**Exercise brief**
Your task is to repeat the listing exactly.

-- START Information given --

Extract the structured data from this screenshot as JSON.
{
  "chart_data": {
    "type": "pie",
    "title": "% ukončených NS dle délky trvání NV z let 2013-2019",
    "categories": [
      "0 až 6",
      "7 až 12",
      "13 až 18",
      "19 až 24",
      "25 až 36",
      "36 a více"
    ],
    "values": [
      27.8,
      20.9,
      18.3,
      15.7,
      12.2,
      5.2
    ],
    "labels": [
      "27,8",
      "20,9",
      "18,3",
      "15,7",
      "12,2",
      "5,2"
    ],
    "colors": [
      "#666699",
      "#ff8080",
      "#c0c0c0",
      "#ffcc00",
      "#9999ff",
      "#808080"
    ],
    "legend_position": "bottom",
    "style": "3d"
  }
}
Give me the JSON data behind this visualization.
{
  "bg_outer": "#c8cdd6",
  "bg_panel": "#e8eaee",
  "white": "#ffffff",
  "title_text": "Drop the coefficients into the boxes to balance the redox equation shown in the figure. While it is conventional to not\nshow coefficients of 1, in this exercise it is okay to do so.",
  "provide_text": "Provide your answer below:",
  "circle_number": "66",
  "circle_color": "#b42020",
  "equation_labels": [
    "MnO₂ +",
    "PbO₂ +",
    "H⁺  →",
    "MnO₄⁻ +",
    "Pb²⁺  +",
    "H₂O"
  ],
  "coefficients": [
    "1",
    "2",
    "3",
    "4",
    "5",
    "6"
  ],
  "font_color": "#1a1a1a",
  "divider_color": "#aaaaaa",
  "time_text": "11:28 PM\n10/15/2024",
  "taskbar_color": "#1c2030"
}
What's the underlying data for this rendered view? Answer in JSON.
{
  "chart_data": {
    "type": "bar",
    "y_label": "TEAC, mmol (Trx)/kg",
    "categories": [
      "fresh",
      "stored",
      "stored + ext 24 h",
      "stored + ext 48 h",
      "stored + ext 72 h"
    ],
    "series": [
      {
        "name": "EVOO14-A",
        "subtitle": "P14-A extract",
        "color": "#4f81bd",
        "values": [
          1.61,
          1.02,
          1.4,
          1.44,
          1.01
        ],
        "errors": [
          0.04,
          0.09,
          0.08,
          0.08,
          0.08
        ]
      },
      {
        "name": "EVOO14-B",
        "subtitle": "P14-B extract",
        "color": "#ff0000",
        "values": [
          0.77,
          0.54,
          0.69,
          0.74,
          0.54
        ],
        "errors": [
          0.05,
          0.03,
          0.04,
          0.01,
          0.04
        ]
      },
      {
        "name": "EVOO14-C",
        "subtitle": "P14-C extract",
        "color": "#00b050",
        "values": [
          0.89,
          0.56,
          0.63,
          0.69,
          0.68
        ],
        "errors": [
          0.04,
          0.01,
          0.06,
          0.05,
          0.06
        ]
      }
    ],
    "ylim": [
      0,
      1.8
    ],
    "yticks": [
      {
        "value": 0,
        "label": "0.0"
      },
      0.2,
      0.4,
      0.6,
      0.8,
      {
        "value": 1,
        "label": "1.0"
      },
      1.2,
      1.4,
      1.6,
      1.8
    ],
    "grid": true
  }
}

-- END Information given --

**Finished exercise**
Extract the structured data from this screenshot as JSON.
{
  "chart_data": {
    "type": "pie",
    "title": "% ukončených NS dle délky trvání NV z let 2013-2019",
    "categories": [
      "0 až 6",
      "7 až 12",
      "13 až 18",
      "19 až 24",
      "25 až 36",
      "36 a více"
    ],
    "values": [
      27.8,
      20.9,
      18.3,
      15.7,
      12.2,
      5.2
    ],
    "labels": [
      "27,8",
      "20,9",
      "18,3",
      "15,7",
      "12,2",
      "5,2"
    ],
    "colors": [
      "#666699",
      "#ff8080",
      "#c0c0c0",
      "#ffcc00",
      "#9999ff",
      "#808080"
    ],
    "legend_position": "bottom",
    "style": "3d"
  }
}
Give me the JSON data behind this visualization.
{
  "bg_outer": "#c8cdd6",
  "bg_panel": "#e8eaee",
  "white": "#ffffff",
  "title_text": "Drop the coefficients into the boxes to balance the redox equation shown in the figure. While it is conventional to not\nshow coefficients of 1, in this exercise it is okay to do so.",
  "provide_text": "Provide your answer below:",
  "circle_number": "66",
  "circle_color": "#b42020",
  "equation_labels": [
    "MnO₂ +",
    "PbO₂ +",
    "H⁺  →",
    "MnO₄⁻ +",
    "Pb²⁺  +",
    "H₂O"
  ],
  "coefficients": [
    "1",
    "2",
    "3",
    "4",
    "5",
    "6"
  ],
  "font_color": "#1a1a1a",
  "divider_color": "#aaaaaa",
  "time_text": "11:28 PM\n10/15/2024",
  "taskbar_color": "#1c2030"
}
What's the underlying data for this rendered view? Answer in JSON.
{
  "chart_data": {
    "type": "bar",
    "y_label": "TEAC, mmol (Trx)/kg",
    "categories": [
      "fresh",
      "stored",
      "stored + ext 24 h",
      "stored + ext 48 h",
      "stored + ext 72 h"
    ],
    "series": [
      {
        "name": "EVOO14-A",
        "subtitle": "P14-A extract",
        "color": "#4f81bd",
        "values": [
          1.61,
          1.02,
          1.4,
          1.44,
          1.01
        ],
        "errors": [
          0.04,
          0.09,
          0.08,
          0.08,
          0.08
        ]
      },
      {
        "name": "EVOO14-B",
        "subtitle": "P14-B extract",
        "color": "#ff0000",
        "values": [
          0.77,
          0.54,
          0.69,
          0.74,
          0.54
        ],
        "errors": [
          0.05,
          0.03,
          0.04,
          0.01,
          0.04
        ]
      },
      {
        "name": "EVOO14-C",
        "subtitle": "P14-C extract",
        "color": "#00b050",
        "values": [
          0.89,
          0.56,
          0.63,
          0.69,
          0.68
        ],
        "errors": [
          0.04,
          0.01,
          0.06,
          0.05,
          0.06
        ]
      }
    ],
    "ylim": [
      0,
      1.8
    ],
    "yticks": [
      {
        "value": 0,
        "label": "0.0"
      },
      0.2,
      0.4,
      0.6,
      0.8,
      {
        "value": 1,
        "label": "1.0"
      },
      1.2,
      1.4,
      1.6,
      1.8
    ],
    "grid": true
  }
}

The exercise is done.